* [Material provided]
-=-=-=-=-

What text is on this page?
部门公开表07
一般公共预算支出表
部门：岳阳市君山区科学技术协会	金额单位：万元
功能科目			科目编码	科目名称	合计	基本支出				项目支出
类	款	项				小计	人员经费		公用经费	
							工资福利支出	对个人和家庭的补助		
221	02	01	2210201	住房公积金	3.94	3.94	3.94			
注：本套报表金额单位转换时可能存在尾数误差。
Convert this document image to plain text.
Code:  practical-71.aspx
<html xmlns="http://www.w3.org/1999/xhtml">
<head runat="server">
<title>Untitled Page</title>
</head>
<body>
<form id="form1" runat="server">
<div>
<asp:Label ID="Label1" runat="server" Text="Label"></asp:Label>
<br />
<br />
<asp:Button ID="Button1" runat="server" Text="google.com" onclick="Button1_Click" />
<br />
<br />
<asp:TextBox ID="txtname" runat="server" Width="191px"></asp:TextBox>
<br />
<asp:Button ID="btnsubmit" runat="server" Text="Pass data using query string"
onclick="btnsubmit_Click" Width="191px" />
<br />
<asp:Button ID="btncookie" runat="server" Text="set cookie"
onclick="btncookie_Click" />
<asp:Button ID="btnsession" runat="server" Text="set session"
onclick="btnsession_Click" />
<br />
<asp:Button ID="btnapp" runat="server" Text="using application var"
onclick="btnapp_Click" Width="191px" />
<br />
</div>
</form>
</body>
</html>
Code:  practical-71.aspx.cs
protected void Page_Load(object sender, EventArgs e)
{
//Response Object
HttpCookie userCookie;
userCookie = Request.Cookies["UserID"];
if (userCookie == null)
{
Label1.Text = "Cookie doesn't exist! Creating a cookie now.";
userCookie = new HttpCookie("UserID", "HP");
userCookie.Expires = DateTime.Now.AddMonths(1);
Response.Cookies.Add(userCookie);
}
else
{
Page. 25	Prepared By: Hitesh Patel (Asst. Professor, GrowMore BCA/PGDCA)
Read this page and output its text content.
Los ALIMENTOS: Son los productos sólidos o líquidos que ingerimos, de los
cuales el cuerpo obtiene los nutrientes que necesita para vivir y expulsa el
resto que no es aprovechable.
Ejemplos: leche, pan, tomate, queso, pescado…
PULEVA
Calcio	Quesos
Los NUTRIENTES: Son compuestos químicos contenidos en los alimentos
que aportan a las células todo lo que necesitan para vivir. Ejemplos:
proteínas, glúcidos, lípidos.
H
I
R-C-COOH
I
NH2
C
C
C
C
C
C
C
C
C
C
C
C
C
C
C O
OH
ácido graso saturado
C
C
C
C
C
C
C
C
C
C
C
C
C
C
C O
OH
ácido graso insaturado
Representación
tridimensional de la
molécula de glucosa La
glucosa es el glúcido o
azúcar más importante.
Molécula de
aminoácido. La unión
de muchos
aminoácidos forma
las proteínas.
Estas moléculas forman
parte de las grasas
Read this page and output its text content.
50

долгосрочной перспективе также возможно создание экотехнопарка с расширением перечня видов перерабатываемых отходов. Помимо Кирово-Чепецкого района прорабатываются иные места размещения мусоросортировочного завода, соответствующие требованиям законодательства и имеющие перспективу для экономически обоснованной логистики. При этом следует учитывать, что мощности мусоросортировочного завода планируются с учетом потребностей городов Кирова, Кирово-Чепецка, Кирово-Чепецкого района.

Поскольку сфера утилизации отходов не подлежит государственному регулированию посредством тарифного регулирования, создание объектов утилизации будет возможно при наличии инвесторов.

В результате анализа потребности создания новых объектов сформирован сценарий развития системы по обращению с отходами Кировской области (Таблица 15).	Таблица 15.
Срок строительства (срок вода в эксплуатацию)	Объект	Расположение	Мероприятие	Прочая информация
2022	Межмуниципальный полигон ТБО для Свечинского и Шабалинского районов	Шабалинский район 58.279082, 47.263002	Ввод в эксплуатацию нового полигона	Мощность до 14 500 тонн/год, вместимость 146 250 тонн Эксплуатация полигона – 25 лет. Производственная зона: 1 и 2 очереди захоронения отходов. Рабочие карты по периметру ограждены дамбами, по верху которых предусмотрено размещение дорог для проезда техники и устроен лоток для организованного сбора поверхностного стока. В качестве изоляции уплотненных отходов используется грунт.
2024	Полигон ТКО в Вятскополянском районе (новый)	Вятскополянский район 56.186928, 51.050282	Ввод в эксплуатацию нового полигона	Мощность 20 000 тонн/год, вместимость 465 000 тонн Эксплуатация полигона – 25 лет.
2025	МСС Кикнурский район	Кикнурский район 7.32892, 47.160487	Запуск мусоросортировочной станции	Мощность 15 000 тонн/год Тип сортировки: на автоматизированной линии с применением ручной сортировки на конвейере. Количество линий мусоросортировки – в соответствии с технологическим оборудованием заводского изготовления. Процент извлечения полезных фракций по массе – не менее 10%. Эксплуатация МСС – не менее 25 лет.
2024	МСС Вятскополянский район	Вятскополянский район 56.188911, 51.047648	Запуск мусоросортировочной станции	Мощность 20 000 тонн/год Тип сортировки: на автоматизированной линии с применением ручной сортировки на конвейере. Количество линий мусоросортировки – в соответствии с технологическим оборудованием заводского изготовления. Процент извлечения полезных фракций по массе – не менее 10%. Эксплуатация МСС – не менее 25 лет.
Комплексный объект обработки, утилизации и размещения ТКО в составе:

-=-=-=-=-

* [Exercise] Without leaving anything out, quote all the data.

* [Task answer]
What text is on this page?
部门公开表07
一般公共预算支出表
部门：岳阳市君山区科学技术协会	金额单位：万元
功能科目			科目编码	科目名称	合计	基本支出				项目支出
类	款	项				小计	人员经费		公用经费	
							工资福利支出	对个人和家庭的补助		
221	02	01	2210201	住房公积金	3.94	3.94	3.94			
注：本套报表金额单位转换时可能存在尾数误差。
Convert this document image to plain text.
Code:  practical-71.aspx
<html xmlns="http://www.w3.org/1999/xhtml">
<head runat="server">
<title>Untitled Page</title>
</head>
<body>
<form id="form1" runat="server">
<div>
<asp:Label ID="Label1" runat="server" Text="Label"></asp:Label>
<br />
<br />
<asp:Button ID="Button1" runat="server" Text="google.com" onclick="Button1_Click" />
<br />
<br />
<asp:TextBox ID="txtname" runat="server" Width="191px"></asp:TextBox>
<br />
<asp:Button ID="btnsubmit" runat="server" Text="Pass data using query string"
onclick="btnsubmit_Click" Width="191px" />
<br />
<asp:Button ID="btncookie" runat="server" Text="set cookie"
onclick="btncookie_Click" />
<asp:Button ID="btnsession" runat="server" Text="set session"
onclick="btnsession_Click" />
<br />
<asp:Button ID="btnapp" runat="server" Text="using application var"
onclick="btnapp_Click" Width="191px" />
<br />
</div>
</form>
</body>
</html>
Code:  practical-71.aspx.cs
protected void Page_Load(object sender, EventArgs e)
{
//Response Object
HttpCookie userCookie;
userCookie = Request.Cookies["UserID"];
if (userCookie == null)
{
Label1.Text = "Cookie doesn't exist! Creating a cookie now.";
userCookie = new HttpCookie("UserID", "HP");
userCookie.Expires = DateTime.Now.AddMonths(1);
Response.Cookies.Add(userCookie);
}
else
{
Page. 25	Prepared By: Hitesh Patel (Asst. Professor, GrowMore BCA/PGDCA)
Read this page and output its text content.
Los ALIMENTOS: Son los productos sólidos o líquidos que ingerimos, de los
cuales el cuerpo obtiene los nutrientes que necesita para vivir y expulsa el
resto que no es aprovechable.
Ejemplos: leche, pan, tomate, queso, pescado…
PULEVA
Calcio	Quesos
Los NUTRIENTES: Son compuestos químicos contenidos en los alimentos
que aportan a las células todo lo que necesitan para vivir. Ejemplos:
proteínas, glúcidos, lípidos.
H
I
R-C-COOH
I
NH2
C
C
C
C
C
C
C
C
C
C
C
C
C
C
C O
OH
ácido graso saturado
C
C
C
C
C
C
C
C
C
C
C
C
C
C
C O
OH
ácido graso insaturado
Representación
tridimensional de la
molécula de glucosa La
glucosa es el glúcido o
azúcar más importante.
Molécula de
aminoácido. La unión
de muchos
aminoácidos forma
las proteínas.
Estas moléculas forman
parte de las grasas
Read this page and output its text content.
50

долгосрочной перспективе также возможно создание экотехнопарка с расширением перечня видов перерабатываемых отходов. Помимо Кирово-Чепецкого района прорабатываются иные места размещения мусоросортировочного завода, соответствующие требованиям законодательства и имеющие перспективу для экономически обоснованной логистики. При этом следует учитывать, что мощности мусоросортировочного завода планируются с учетом потребностей городов Кирова, Кирово-Чепецка, Кирово-Чепецкого района.

Поскольку сфера утилизации отходов не подлежит государственному регулированию посредством тарифного регулирования, создание объектов утилизации будет возможно при наличии инвесторов.

В результате анализа потребности создания новых объектов сформирован сценарий развития системы по обращению с отходами Кировской области (Таблица 15).	Таблица 15.
Срок строительства (срок вода в эксплуатацию)	Объект	Расположение	Мероприятие	Прочая информация
2022	Межмуниципальный полигон ТБО для Свечинского и Шабалинского районов	Шабалинский район 58.279082, 47.263002	Ввод в эксплуатацию нового полигона	Мощность до 14 500 тонн/год, вместимость 146 250 тонн Эксплуатация полигона – 25 лет. Производственная зона: 1 и 2 очереди захоронения отходов. Рабочие карты по периметру ограждены дамбами, по верху которых предусмотрено размещение дорог для проезда техники и устроен лоток для организованного сбора поверхностного стока. В качестве изоляции уплотненных отходов используется грунт.
2024	Полигон ТКО в Вятскополянском районе (новый)	Вятскополянский район 56.186928, 51.050282	Ввод в эксплуатацию нового полигона	Мощность 20 000 тонн/год, вместимость 465 000 тонн Эксплуатация полигона – 25 лет.
2025	МСС Кикнурский район	Кикнурский район 7.32892, 47.160487	Запуск мусоросортировочной станции	Мощность 15 000 тонн/год Тип сортировки: на автоматизированной линии с применением ручной сортировки на конвейере. Количество линий мусоросортировки – в соответствии с технологическим оборудованием заводского изготовления. Процент извлечения полезных фракций по массе – не менее 10%. Эксплуатация МСС – не менее 25 лет.
2024	МСС Вятскополянский район	Вятскополянский район 56.188911, 51.047648	Запуск мусоросортировочной станции	Мощность 20 000 тонн/год Тип сортировки: на автоматизированной линии с применением ручной сортировки на конвейере. Количество линий мусоросортировки – в соответствии с технологическим оборудованием заводского изготовления. Процент извлечения полезных фракций по массе – не менее 10%. Эксплуатация МСС – не менее 25 лет.
Комплексный объект обработки, утилизации и размещения ТКО в составе:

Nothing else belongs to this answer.